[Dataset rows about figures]

________

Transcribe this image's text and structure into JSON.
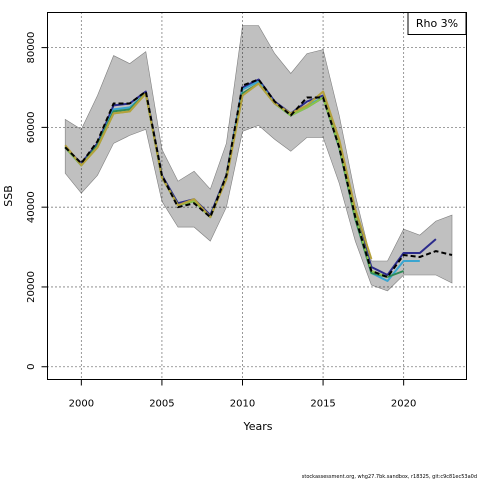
{
  "chart_data": {
    "type": "line",
    "xlabel": "Years",
    "ylabel": "SSB",
    "xlim": [
      1997.9,
      2023.9
    ],
    "ylim": [
      -3200,
      88800
    ],
    "x_ticks": [
      2000,
      2005,
      2010,
      2015,
      2020
    ],
    "y_ticks": [
      0,
      20000,
      40000,
      60000,
      80000
    ],
    "grid": true,
    "legend": {
      "position": "top-right",
      "text": "Rho 3%"
    },
    "confidence_band": {
      "color": "#c0c0c0",
      "x": [
        1999,
        2000,
        2001,
        2002,
        2003,
        2004,
        2005,
        2006,
        2007,
        2008,
        2009,
        2010,
        2011,
        2012,
        2013,
        2014,
        2015,
        2016,
        2017,
        2018,
        2019,
        2020,
        2021,
        2022,
        2023
      ],
      "upper": [
        62000,
        59500,
        68000,
        78000,
        76000,
        79000,
        54500,
        46500,
        49000,
        44500,
        56000,
        85500,
        85500,
        78500,
        73500,
        78500,
        79500,
        63000,
        43000,
        26500,
        26500,
        34500,
        33000,
        36500,
        38000
      ],
      "lower": [
        48500,
        43500,
        48000,
        56000,
        58000,
        59500,
        41500,
        35000,
        35000,
        31500,
        40000,
        59000,
        60500,
        57000,
        54000,
        57500,
        57500,
        46000,
        31500,
        20500,
        19000,
        23000,
        23000,
        23000,
        21000
      ]
    },
    "series": [
      {
        "color": "#2b2b8c",
        "dash": "none",
        "x": [
          1999,
          2000,
          2001,
          2002,
          2003,
          2004,
          2005,
          2006,
          2007,
          2008,
          2009,
          2010,
          2011,
          2012,
          2013,
          2014,
          2015,
          2016,
          2017,
          2018,
          2019,
          2020,
          2021,
          2022
        ],
        "values": [
          55000,
          51000,
          56000,
          65500,
          66000,
          69000,
          48000,
          41000,
          42000,
          38000,
          48000,
          70000,
          72000,
          66500,
          63500,
          66500,
          68000,
          56000,
          38500,
          25000,
          23000,
          28500,
          28500,
          32000
        ]
      },
      {
        "color": "#3aa5d0",
        "dash": "none",
        "x": [
          1999,
          2000,
          2001,
          2002,
          2003,
          2004,
          2005,
          2006,
          2007,
          2008,
          2009,
          2010,
          2011,
          2012,
          2013,
          2014,
          2015,
          2016,
          2017,
          2018,
          2019,
          2020,
          2021
        ],
        "values": [
          55000,
          50500,
          55500,
          64500,
          65000,
          68500,
          47500,
          40500,
          41500,
          37500,
          47500,
          69500,
          71500,
          66000,
          63000,
          65500,
          67500,
          55000,
          37500,
          23500,
          21500,
          26500,
          26500
        ]
      },
      {
        "color": "#2e8b57",
        "dash": "none",
        "x": [
          1999,
          2000,
          2001,
          2002,
          2003,
          2004,
          2005,
          2006,
          2007,
          2008,
          2009,
          2010,
          2011,
          2012,
          2013,
          2014,
          2015,
          2016,
          2017,
          2018,
          2019,
          2020
        ],
        "values": [
          55000,
          50500,
          55500,
          64000,
          64500,
          68500,
          47500,
          40500,
          41500,
          37500,
          47500,
          68500,
          71000,
          66000,
          63000,
          65000,
          67500,
          55000,
          37000,
          23500,
          22500,
          24000
        ]
      },
      {
        "color": "#8bc34a",
        "dash": "none",
        "x": [
          1999,
          2000,
          2001,
          2002,
          2003,
          2004,
          2005,
          2006,
          2007,
          2008,
          2009,
          2010,
          2011,
          2012,
          2013,
          2014,
          2015,
          2016,
          2017,
          2018,
          2019
        ],
        "values": [
          55000,
          50500,
          55000,
          63500,
          64000,
          68500,
          47500,
          40500,
          41500,
          37500,
          47500,
          68000,
          71000,
          66000,
          63000,
          65000,
          67500,
          55500,
          38000,
          24000,
          22500
        ]
      },
      {
        "color": "#b5a13c",
        "dash": "none",
        "x": [
          1999,
          2000,
          2001,
          2002,
          2003,
          2004,
          2005,
          2006,
          2007,
          2008,
          2009,
          2010,
          2011,
          2012,
          2013,
          2014,
          2015,
          2016,
          2017,
          2018
        ],
        "values": [
          55500,
          50500,
          55000,
          63500,
          64000,
          68500,
          47500,
          40500,
          42000,
          37500,
          47000,
          68000,
          71000,
          66000,
          63500,
          65500,
          69000,
          57000,
          39500,
          27000
        ]
      },
      {
        "color": "#000000",
        "dash": "5,3",
        "x": [
          1999,
          2000,
          2001,
          2002,
          2003,
          2004,
          2005,
          2006,
          2007,
          2008,
          2009,
          2010,
          2011,
          2012,
          2013,
          2014,
          2015,
          2016,
          2017,
          2018,
          2019,
          2020,
          2021,
          2022,
          2023
        ],
        "values": [
          55000,
          51000,
          56500,
          66000,
          66000,
          69000,
          48000,
          40000,
          41000,
          37500,
          48000,
          70500,
          72000,
          66500,
          63000,
          67500,
          67500,
          55000,
          37500,
          24000,
          22500,
          28000,
          27500,
          29000,
          28000
        ]
      }
    ]
  },
  "footer": {
    "text": "stockassessment.org, whg27.7bk.sandbox, r18325, git:c9c81ec53a0d"
  }
}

________

▶ [Instruction] Every entry must be written out exactly, with all pictures left out.

▶ [The answer]
Transcribe this image's text and structure into JSON.
{
  "chart_data": {
    "type": "line",
    "xlabel": "Years",
    "ylabel": "SSB",
    "xlim": [
      1997.9,
      2023.9
    ],
    "ylim": [
      -3200,
      88800
    ],
    "x_ticks": [
      2000,
      2005,
      2010,
      2015,
      2020
    ],
    "y_ticks": [
      0,
      20000,
      40000,
      60000,
      80000
    ],
    "grid": true,
    "legend": {
      "position": "top-right",
      "text": "Rho 3%"
    },
    "confidence_band": {
      "color": "#c0c0c0",
      "x": [
        1999,
        2000,
        2001,
        2002,
        2003,
        2004,
        2005,
        2006,
        2007,
        2008,
        2009,
        2010,
        2011,
        2012,
        2013,
        2014,
        2015,
        2016,
        2017,
        2018,
        2019,
        2020,
        2021,
        2022,
        2023
      ],
      "upper": [
        62000,
        59500,
        68000,
        78000,
        76000,
        79000,
        54500,
        46500,
        49000,
        44500,
        56000,
        85500,
        85500,
        78500,
        73500,
        78500,
        79500,
        63000,
        43000,
        26500,
        26500,
        34500,
        33000,
        36500,
        38000
      ],
      "lower": [
        48500,
        43500,
        48000,
        56000,
        58000,
        59500,
        41500,
        35000,
        35000,
        31500,
        40000,
        59000,
        60500,
        57000,
        54000,
        57500,
        57500,
        46000,
        31500,
        20500,
        19000,
        23000,
        23000,
        23000,
        21000
      ]
    },
    "series": [
      {
        "color": "#2b2b8c",
        "dash": "none",
        "x": [
          1999,
          2000,
          2001,
          2002,
          2003,
          2004,
          2005,
          2006,
          2007,
          2008,
          2009,
          2010,
          2011,
          2012,
          2013,
          2014,
          2015,
          2016,
          2017,
          2018,
          2019,
          2020,
          2021,
          2022
        ],
        "values": [
          55000,
          51000,
          56000,
          65500,
          66000,
          69000,
          48000,
          41000,
          42000,
          38000,
          48000,
          70000,
          72000,
          66500,
          63500,
          66500,
          68000,
          56000,
          38500,
          25000,
          23000,
          28500,
          28500,
          32000
        ]
      },
      {
        "color": "#3aa5d0",
        "dash": "none",
        "x": [
          1999,
          2000,
          2001,
          2002,
          2003,
          2004,
          2005,
          2006,
          2007,
          2008,
          2009,
          2010,
          2011,
          2012,
          2013,
          2014,
          2015,
          2016,
          2017,
          2018,
          2019,
          2020,
          2021
        ],
        "values": [
          55000,
          50500,
          55500,
          64500,
          65000,
          68500,
          47500,
          40500,
          41500,
          37500,
          47500,
          69500,
          71500,
          66000,
          63000,
          65500,
          67500,
          55000,
          37500,
          23500,
          21500,
          26500,
          26500
        ]
      },
      {
        "color": "#2e8b57",
        "dash": "none",
        "x": [
          1999,
          2000,
          2001,
          2002,
          2003,
          2004,
          2005,
          2006,
          2007,
          2008,
          2009,
          2010,
          2011,
          2012,
          2013,
          2014,
          2015,
          2016,
          2017,
          2018,
          2019,
          2020
        ],
        "values": [
          55000,
          50500,
          55500,
          64000,
          64500,
          68500,
          47500,
          40500,
          41500,
          37500,
          47500,
          68500,
          71000,
          66000,
          63000,
          65000,
          67500,
          55000,
          37000,
          23500,
          22500,
          24000
        ]
      },
      {
        "color": "#8bc34a",
        "dash": "none",
        "x": [
          1999,
          2000,
          2001,
          2002,
          2003,
          2004,
          2005,
          2006,
          2007,
          2008,
          2009,
          2010,
          2011,
          2012,
          2013,
          2014,
          2015,
          2016,
          2017,
          2018,
          2019
        ],
        "values": [
          55000,
          50500,
          55000,
          63500,
          64000,
          68500,
          47500,
          40500,
          41500,
          37500,
          47500,
          68000,
          71000,
          66000,
          63000,
          65000,
          67500,
          55500,
          38000,
          24000,
          22500
        ]
      },
      {
        "color": "#b5a13c",
        "dash": "none",
        "x": [
          1999,
          2000,
          2001,
          2002,
          2003,
          2004,
          2005,
          2006,
          2007,
          2008,
          2009,
          2010,
          2011,
          2012,
          2013,
          2014,
          2015,
          2016,
          2017,
          2018
        ],
        "values": [
          55500,
          50500,
          55000,
          63500,
          64000,
          68500,
          47500,
          40500,
          42000,
          37500,
          47000,
          68000,
          71000,
          66000,
          63500,
          65500,
          69000,
          57000,
          39500,
          27000
        ]
      },
      {
        "color": "#000000",
        "dash": "5,3",
        "x": [
          1999,
          2000,
          2001,
          2002,
          2003,
          2004,
          2005,
          2006,
          2007,
          2008,
          2009,
          2010,
          2011,
          2012,
          2013,
          2014,
          2015,
          2016,
          2017,
          2018,
          2019,
          2020,
          2021,
          2022,
          2023
        ],
        "values": [
          55000,
          51000,
          56500,
          66000,
          66000,
          69000,
          48000,
          40000,
          41000,
          37500,
          48000,
          70500,
          72000,
          66500,
          63000,
          67500,
          67500,
          55000,
          37500,
          24000,
          22500,
          28000,
          27500,
          29000,
          28000
        ]
      }
    ]
  },
  "footer": {
    "text": "stockassessment.org, whg27.7bk.sandbox, r18325, git:c9c81ec53a0d"
  }
}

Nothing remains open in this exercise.